Instruction
Transcribe all of the material exactly.

(Records from a dataset)
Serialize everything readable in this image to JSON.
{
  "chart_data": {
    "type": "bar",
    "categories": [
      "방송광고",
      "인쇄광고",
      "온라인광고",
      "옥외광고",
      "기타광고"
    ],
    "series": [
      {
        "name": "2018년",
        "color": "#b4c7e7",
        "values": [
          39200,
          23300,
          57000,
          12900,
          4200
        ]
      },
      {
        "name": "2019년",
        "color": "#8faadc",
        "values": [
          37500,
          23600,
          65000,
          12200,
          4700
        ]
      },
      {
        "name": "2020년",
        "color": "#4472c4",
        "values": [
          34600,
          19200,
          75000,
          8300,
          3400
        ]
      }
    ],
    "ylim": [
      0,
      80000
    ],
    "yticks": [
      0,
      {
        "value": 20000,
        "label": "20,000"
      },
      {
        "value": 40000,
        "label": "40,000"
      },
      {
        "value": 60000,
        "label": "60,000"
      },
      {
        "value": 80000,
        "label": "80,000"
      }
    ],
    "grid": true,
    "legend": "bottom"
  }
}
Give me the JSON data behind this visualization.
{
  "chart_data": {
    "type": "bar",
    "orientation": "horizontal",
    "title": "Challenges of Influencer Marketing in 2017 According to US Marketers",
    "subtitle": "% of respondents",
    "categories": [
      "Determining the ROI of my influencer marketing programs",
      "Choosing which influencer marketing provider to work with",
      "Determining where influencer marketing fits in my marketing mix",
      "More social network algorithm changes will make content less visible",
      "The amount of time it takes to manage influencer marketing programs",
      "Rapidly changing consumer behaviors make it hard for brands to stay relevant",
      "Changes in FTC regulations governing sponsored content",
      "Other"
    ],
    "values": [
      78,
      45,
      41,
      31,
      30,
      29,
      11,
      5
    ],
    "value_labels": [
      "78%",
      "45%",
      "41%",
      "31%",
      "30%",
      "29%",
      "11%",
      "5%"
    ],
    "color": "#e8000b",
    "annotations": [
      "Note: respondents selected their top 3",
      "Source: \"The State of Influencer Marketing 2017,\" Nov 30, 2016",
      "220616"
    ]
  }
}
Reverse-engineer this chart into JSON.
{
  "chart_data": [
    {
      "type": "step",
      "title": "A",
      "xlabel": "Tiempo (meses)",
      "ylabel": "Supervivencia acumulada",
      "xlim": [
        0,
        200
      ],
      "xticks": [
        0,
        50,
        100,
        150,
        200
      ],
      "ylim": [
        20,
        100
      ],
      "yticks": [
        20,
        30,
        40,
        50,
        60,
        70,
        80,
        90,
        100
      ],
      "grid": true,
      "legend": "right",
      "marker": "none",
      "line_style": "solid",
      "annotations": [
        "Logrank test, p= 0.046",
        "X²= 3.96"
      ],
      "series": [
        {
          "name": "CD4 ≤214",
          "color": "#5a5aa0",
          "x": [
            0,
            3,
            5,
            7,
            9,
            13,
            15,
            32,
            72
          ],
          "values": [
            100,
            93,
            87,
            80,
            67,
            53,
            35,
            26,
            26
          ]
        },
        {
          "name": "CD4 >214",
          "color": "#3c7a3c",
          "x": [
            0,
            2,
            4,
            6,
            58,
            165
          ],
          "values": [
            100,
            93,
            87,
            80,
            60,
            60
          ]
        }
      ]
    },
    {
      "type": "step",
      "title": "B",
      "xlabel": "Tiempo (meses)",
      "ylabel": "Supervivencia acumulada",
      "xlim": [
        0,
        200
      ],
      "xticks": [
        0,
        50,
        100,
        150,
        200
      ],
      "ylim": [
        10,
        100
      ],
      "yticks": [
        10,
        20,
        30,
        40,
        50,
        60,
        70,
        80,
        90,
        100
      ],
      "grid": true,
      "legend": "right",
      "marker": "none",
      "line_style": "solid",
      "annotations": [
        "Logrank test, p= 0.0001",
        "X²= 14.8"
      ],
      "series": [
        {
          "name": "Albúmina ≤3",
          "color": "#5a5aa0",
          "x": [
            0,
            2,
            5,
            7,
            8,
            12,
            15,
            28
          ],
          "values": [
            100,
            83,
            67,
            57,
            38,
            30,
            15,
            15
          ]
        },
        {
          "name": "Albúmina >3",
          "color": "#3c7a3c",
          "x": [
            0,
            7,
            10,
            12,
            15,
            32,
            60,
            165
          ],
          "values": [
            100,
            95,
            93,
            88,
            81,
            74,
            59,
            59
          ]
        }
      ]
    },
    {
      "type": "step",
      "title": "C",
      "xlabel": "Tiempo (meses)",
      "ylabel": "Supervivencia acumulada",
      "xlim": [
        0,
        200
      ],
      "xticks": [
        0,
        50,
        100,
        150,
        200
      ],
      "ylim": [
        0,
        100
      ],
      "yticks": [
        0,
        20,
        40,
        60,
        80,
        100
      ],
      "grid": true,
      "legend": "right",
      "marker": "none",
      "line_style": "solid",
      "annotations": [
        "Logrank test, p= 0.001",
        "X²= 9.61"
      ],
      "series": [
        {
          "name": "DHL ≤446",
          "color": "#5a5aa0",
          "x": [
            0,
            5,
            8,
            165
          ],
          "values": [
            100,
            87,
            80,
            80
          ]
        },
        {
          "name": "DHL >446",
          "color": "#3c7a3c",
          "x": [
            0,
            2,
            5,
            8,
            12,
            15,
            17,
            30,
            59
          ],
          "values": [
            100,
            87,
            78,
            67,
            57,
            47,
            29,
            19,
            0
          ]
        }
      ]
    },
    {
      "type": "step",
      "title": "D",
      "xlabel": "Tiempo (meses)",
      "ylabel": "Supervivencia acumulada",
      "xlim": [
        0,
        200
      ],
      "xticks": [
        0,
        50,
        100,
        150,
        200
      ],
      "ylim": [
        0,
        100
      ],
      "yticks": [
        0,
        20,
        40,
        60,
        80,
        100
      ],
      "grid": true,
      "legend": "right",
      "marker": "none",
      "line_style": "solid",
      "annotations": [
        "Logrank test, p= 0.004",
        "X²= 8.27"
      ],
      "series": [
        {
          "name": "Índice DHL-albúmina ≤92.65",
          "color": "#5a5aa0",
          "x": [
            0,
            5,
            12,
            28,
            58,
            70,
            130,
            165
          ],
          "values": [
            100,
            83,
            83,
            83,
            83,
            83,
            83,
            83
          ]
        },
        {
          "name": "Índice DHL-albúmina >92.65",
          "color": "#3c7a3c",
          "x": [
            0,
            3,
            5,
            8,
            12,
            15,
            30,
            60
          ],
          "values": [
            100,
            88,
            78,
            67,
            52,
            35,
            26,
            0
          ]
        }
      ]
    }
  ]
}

Completed exercise
Serialize everything readable in this image to JSON.
{
  "chart_data": {
    "type": "bar",
    "categories": [
      "방송광고",
      "인쇄광고",
      "온라인광고",
      "옥외광고",
      "기타광고"
    ],
    "series": [
      {
        "name": "2018년",
        "color": "#b4c7e7",
        "values": [
          39200,
          23300,
          57000,
          12900,
          4200
        ]
      },
      {
        "name": "2019년",
        "color": "#8faadc",
        "values": [
          37500,
          23600,
          65000,
          12200,
          4700
        ]
      },
      {
        "name": "2020년",
        "color": "#4472c4",
        "values": [
          34600,
          19200,
          75000,
          8300,
          3400
        ]
      }
    ],
    "ylim": [
      0,
      80000
    ],
    "yticks": [
      0,
      {
        "value": 20000,
        "label": "20,000"
      },
      {
        "value": 40000,
        "label": "40,000"
      },
      {
        "value": 60000,
        "label": "60,000"
      },
      {
        "value": 80000,
        "label": "80,000"
      }
    ],
    "grid": true,
    "legend": "bottom"
  }
}
Give me the JSON data behind this visualization.
{
  "chart_data": {
    "type": "bar",
    "orientation": "horizontal",
    "title": "Challenges of Influencer Marketing in 2017 According to US Marketers",
    "subtitle": "% of respondents",
    "categories": [
      "Determining the ROI of my influencer marketing programs",
      "Choosing which influencer marketing provider to work with",
      "Determining where influencer marketing fits in my marketing mix",
      "More social network algorithm changes will make content less visible",
      "The amount of time it takes to manage influencer marketing programs",
      "Rapidly changing consumer behaviors make it hard for brands to stay relevant",
      "Changes in FTC regulations governing sponsored content",
      "Other"
    ],
    "values": [
      78,
      45,
      41,
      31,
      30,
      29,
      11,
      5
    ],
    "value_labels": [
      "78%",
      "45%",
      "41%",
      "31%",
      "30%",
      "29%",
      "11%",
      "5%"
    ],
    "color": "#e8000b",
    "annotations": [
      "Note: respondents selected their top 3",
      "Source: \"The State of Influencer Marketing 2017,\" Nov 30, 2016",
      "220616"
    ]
  }
}
Reverse-engineer this chart into JSON.
{
  "chart_data": [
    {
      "type": "step",
      "title": "A",
      "xlabel": "Tiempo (meses)",
      "ylabel": "Supervivencia acumulada",
      "xlim": [
        0,
        200
      ],
      "xticks": [
        0,
        50,
        100,
        150,
        200
      ],
      "ylim": [
        20,
        100
      ],
      "yticks": [
        20,
        30,
        40,
        50,
        60,
        70,
        80,
        90,
        100
      ],
      "grid": true,
      "legend": "right",
      "marker": "none",
      "line_style": "solid",
      "annotations": [
        "Logrank test, p= 0.046",
        "X²= 3.96"
      ],
      "series": [
        {
          "name": "CD4 ≤214",
          "color": "#5a5aa0",
          "x": [
            0,
            3,
            5,
            7,
            9,
            13,
            15,
            32,
            72
          ],
          "values": [
            100,
            93,
            87,
            80,
            67,
            53,
            35,
            26,
            26
          ]
        },
        {
          "name": "CD4 >214",
          "color": "#3c7a3c",
          "x": [
            0,
            2,
            4,
            6,
            58,
            165
          ],
          "values": [
            100,
            93,
            87,
            80,
            60,
            60
          ]
        }
      ]
    },
    {
      "type": "step",
      "title": "B",
      "xlabel": "Tiempo (meses)",
      "ylabel": "Supervivencia acumulada",
      "xlim": [
        0,
        200
      ],
      "xticks": [
        0,
        50,
        100,
        150,
        200
      ],
      "ylim": [
        10,
        100
      ],
      "yticks": [
        10,
        20,
        30,
        40,
        50,
        60,
        70,
        80,
        90,
        100
      ],
      "grid": true,
      "legend": "right",
      "marker": "none",
      "line_style": "solid",
      "annotations": [
        "Logrank test, p= 0.0001",
        "X²= 14.8"
      ],
      "series": [
        {
          "name": "Albúmina ≤3",
          "color": "#5a5aa0",
          "x": [
            0,
            2,
            5,
            7,
            8,
            12,
            15,
            28
          ],
          "values": [
            100,
            83,
            67,
            57,
            38,
            30,
            15,
            15
          ]
        },
        {
          "name": "Albúmina >3",
          "color": "#3c7a3c",
          "x": [
            0,
            7,
            10,
            12,
            15,
            32,
            60,
            165
          ],
          "values": [
            100,
            95,
            93,
            88,
            81,
            74,
            59,
            59
          ]
        }
      ]
    },
    {
      "type": "step",
      "title": "C",
      "xlabel": "Tiempo (meses)",
      "ylabel": "Supervivencia acumulada",
      "xlim": [
        0,
        200
      ],
      "xticks": [
        0,
        50,
        100,
        150,
        200
      ],
      "ylim": [
        0,
        100
      ],
      "yticks": [
        0,
        20,
        40,
        60,
        80,
        100
      ],
      "grid": true,
      "legend": "right",
      "marker": "none",
      "line_style": "solid",
      "annotations": [
        "Logrank test, p= 0.001",
        "X²= 9.61"
      ],
      "series": [
        {
          "name": "DHL ≤446",
          "color": "#5a5aa0",
          "x": [
            0,
            5,
            8,
            165
          ],
          "values": [
            100,
            87,
            80,
            80
          ]
        },
        {
          "name": "DHL >446",
          "color": "#3c7a3c",
          "x": [
            0,
            2,
            5,
            8,
            12,
            15,
            17,
            30,
            59
          ],
          "values": [
            100,
            87,
            78,
            67,
            57,
            47,
            29,
            19,
            0
          ]
        }
      ]
    },
    {
      "type": "step",
      "title": "D",
      "xlabel": "Tiempo (meses)",
      "ylabel": "Supervivencia acumulada",
      "xlim": [
        0,
        200
      ],
      "xticks": [
        0,
        50,
        100,
        150,
        200
      ],
      "ylim": [
        0,
        100
      ],
      "yticks": [
        0,
        20,
        40,
        60,
        80,
        100
      ],
      "grid": true,
      "legend": "right",
      "marker": "none",
      "line_style": "solid",
      "annotations": [
        "Logrank test, p= 0.004",
        "X²= 8.27"
      ],
      "series": [
        {
          "name": "Índice DHL-albúmina ≤92.65",
          "color": "#5a5aa0",
          "x": [
            0,
            5,
            12,
            28,
            58,
            70,
            130,
            165
          ],
          "values": [
            100,
            83,
            83,
            83,
            83,
            83,
            83,
            83
          ]
        },
        {
          "name": "Índice DHL-albúmina >92.65",
          "color": "#3c7a3c",
          "x": [
            0,
            3,
            5,
            8,
            12,
            15,
            30,
            60
          ],
          "values": [
            100,
            88,
            78,
            67,
            52,
            35,
            26,
            0
          ]
        }
      ]
    }
  ]
}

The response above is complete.